» **WHAT NEEDS TO BE DONE**: Return all lines in the material below that contain "values".

[THE INPUT start]

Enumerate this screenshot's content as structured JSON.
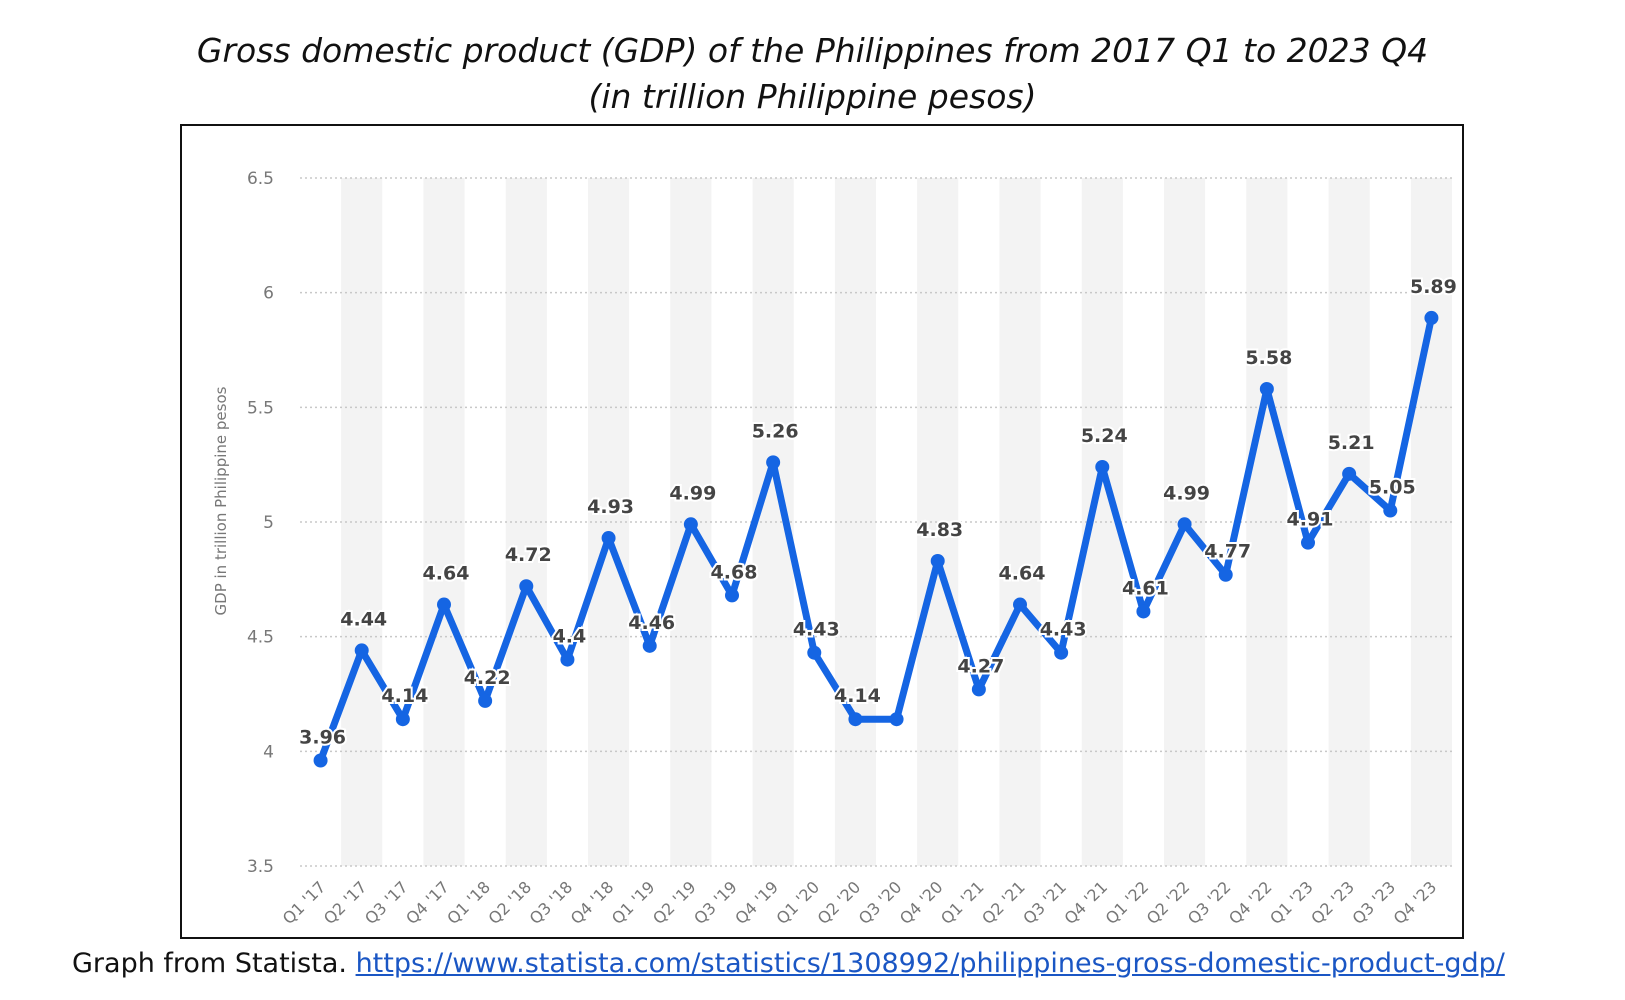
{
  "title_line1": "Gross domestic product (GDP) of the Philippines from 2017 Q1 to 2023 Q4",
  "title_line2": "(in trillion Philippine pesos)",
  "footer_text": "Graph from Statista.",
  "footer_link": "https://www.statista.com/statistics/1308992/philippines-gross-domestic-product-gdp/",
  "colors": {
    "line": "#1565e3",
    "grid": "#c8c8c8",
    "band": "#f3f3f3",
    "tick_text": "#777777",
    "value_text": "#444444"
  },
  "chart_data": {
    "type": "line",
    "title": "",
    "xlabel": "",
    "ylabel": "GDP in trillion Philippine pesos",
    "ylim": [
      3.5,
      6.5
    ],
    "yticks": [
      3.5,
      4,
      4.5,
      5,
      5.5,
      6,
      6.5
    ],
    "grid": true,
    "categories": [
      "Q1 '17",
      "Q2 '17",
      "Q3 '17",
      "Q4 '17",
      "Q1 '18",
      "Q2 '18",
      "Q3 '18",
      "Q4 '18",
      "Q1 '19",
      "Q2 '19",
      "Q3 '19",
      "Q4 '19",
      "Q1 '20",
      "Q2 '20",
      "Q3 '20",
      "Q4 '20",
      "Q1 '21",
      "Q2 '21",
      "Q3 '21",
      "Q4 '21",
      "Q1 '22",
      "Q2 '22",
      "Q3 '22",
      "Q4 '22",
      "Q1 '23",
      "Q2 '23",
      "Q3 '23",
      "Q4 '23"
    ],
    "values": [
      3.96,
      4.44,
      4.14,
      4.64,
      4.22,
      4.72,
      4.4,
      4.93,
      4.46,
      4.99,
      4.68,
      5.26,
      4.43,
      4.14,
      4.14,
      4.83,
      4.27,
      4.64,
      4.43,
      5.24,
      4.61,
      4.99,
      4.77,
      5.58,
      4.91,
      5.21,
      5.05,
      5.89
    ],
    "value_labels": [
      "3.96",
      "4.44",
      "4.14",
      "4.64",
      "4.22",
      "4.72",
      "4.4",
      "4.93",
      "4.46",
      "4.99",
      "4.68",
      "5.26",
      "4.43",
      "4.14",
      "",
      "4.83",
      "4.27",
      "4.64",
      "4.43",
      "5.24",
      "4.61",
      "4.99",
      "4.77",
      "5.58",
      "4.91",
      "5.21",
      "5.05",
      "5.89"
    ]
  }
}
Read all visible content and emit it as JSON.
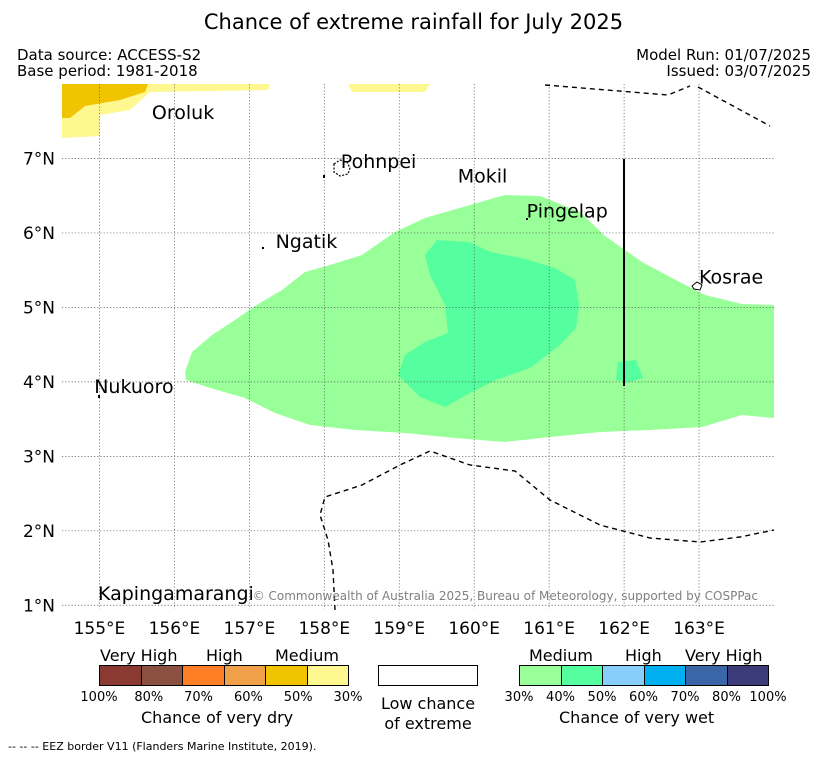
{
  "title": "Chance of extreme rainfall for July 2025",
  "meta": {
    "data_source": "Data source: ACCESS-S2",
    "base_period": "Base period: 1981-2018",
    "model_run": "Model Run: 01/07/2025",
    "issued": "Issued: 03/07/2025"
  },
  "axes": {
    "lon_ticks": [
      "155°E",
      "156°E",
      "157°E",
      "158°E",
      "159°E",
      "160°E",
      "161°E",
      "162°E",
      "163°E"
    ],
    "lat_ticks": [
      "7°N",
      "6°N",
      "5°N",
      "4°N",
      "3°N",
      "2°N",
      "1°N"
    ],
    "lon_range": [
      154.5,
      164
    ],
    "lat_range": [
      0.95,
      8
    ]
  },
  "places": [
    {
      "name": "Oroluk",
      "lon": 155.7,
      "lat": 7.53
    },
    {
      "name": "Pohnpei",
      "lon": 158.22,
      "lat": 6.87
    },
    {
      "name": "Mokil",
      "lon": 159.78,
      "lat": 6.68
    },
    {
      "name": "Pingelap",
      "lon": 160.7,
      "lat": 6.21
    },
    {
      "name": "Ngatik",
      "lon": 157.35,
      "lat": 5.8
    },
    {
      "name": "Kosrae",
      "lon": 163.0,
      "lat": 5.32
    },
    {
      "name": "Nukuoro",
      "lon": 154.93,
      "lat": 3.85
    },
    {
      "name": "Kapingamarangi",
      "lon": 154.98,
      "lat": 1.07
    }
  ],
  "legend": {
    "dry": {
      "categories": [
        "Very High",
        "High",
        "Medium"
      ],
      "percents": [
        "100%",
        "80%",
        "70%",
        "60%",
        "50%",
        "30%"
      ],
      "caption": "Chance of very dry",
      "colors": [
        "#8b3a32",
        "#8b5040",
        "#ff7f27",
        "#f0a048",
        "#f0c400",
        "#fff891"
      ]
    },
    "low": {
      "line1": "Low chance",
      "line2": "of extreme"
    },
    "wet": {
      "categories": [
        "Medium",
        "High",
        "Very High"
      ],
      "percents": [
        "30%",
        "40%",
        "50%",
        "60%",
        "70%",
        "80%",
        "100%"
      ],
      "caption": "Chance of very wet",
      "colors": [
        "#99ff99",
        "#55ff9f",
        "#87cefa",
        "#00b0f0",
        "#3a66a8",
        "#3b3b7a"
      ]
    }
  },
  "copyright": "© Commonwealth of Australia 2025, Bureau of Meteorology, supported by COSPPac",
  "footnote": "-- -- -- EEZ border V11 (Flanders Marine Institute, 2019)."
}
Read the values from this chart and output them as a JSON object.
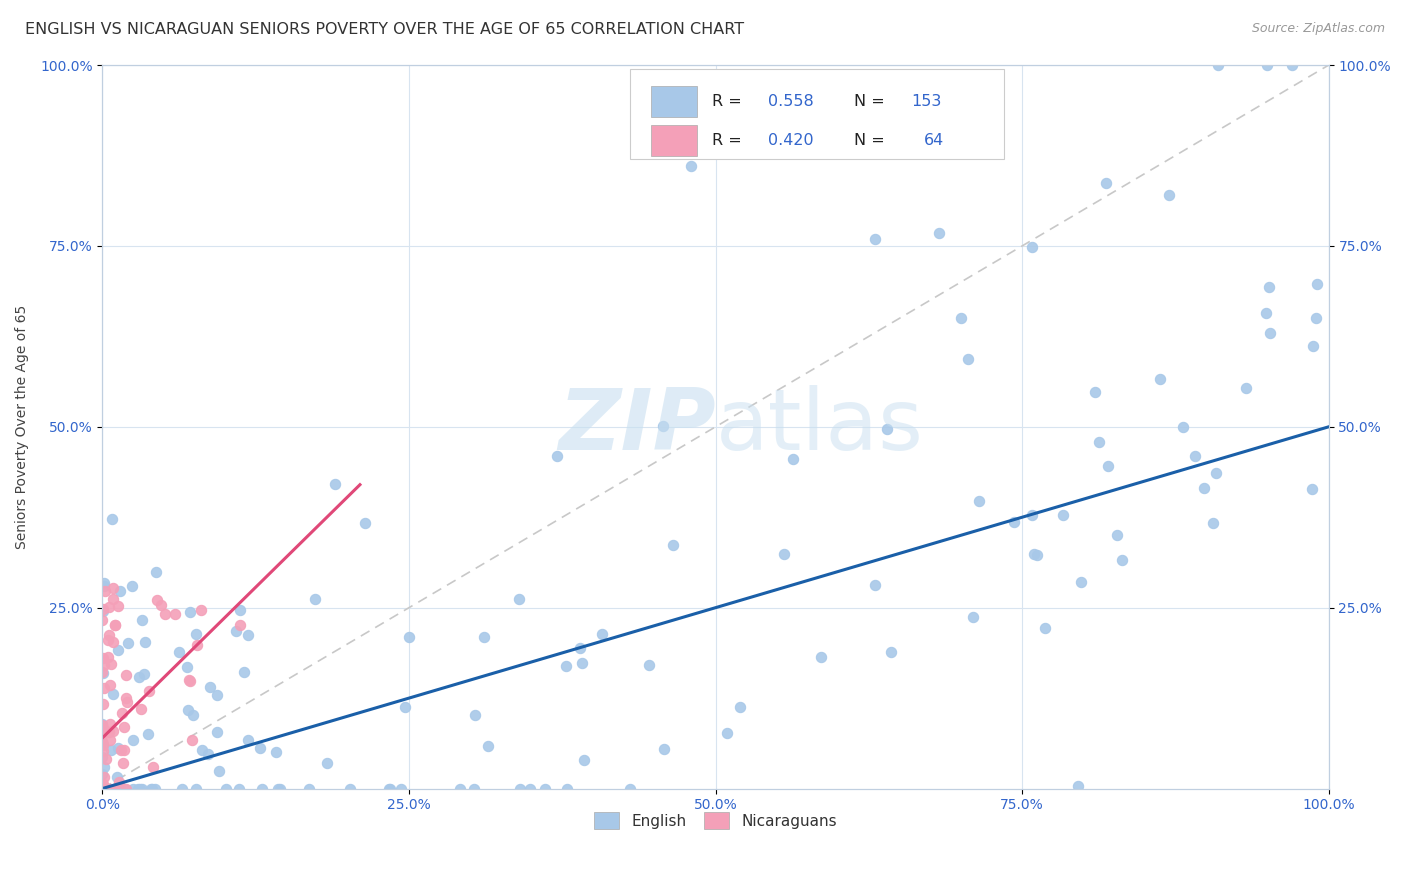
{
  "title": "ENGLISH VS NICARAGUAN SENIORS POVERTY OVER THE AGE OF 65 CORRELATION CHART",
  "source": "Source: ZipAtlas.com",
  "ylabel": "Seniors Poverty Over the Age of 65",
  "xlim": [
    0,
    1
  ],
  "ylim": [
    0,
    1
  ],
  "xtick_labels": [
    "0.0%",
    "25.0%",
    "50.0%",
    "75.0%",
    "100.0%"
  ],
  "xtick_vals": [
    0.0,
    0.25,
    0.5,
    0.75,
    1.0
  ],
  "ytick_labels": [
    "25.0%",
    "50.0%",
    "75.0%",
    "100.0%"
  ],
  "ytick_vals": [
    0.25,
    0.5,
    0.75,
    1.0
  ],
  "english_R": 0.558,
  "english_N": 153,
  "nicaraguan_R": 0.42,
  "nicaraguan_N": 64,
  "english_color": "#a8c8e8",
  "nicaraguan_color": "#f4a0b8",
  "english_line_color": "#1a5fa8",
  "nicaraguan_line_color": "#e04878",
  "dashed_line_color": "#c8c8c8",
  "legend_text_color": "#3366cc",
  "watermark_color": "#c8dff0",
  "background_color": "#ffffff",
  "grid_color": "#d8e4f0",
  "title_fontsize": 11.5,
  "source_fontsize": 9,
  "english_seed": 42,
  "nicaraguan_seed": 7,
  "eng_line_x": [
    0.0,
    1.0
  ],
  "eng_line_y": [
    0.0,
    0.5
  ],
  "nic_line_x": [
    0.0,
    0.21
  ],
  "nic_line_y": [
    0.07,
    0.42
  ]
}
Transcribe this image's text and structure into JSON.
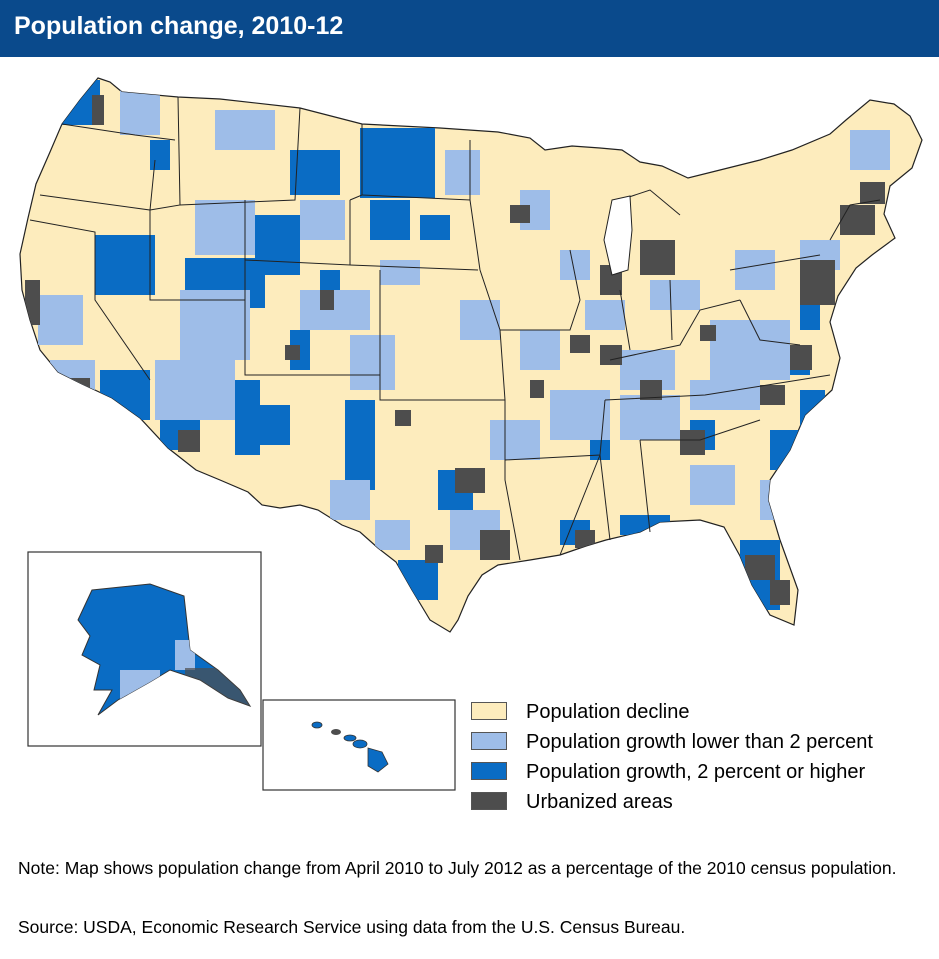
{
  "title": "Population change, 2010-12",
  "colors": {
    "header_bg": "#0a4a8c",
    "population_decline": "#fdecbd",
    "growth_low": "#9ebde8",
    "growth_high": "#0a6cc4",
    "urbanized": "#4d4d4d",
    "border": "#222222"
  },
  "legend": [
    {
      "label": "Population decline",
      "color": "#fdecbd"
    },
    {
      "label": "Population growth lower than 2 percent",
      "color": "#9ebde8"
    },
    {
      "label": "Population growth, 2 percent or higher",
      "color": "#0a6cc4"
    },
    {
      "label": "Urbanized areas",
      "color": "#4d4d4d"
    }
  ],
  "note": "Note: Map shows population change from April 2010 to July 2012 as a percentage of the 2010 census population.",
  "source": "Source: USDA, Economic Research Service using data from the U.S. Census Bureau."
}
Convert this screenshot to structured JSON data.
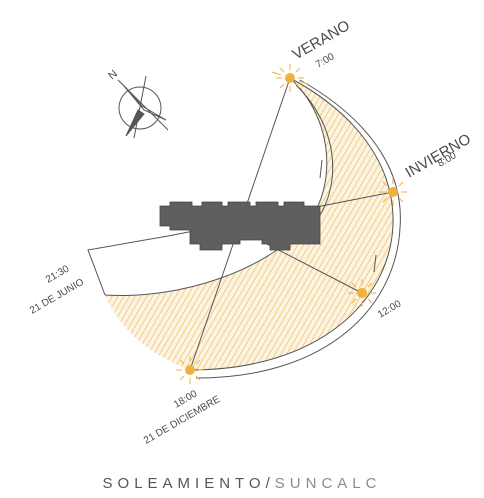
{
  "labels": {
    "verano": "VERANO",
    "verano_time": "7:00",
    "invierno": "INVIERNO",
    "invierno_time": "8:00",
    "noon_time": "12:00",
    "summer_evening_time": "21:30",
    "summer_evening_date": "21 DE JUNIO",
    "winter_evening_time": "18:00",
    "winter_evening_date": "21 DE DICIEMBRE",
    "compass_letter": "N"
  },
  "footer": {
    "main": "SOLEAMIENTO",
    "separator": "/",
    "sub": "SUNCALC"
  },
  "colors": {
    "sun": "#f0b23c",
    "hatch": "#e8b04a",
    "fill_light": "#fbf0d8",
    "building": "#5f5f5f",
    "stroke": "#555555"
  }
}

[THE INPUT end]

» **EXERCISE RESULT**:
    "values": [
Read the values from this chart and output them as a JSON object.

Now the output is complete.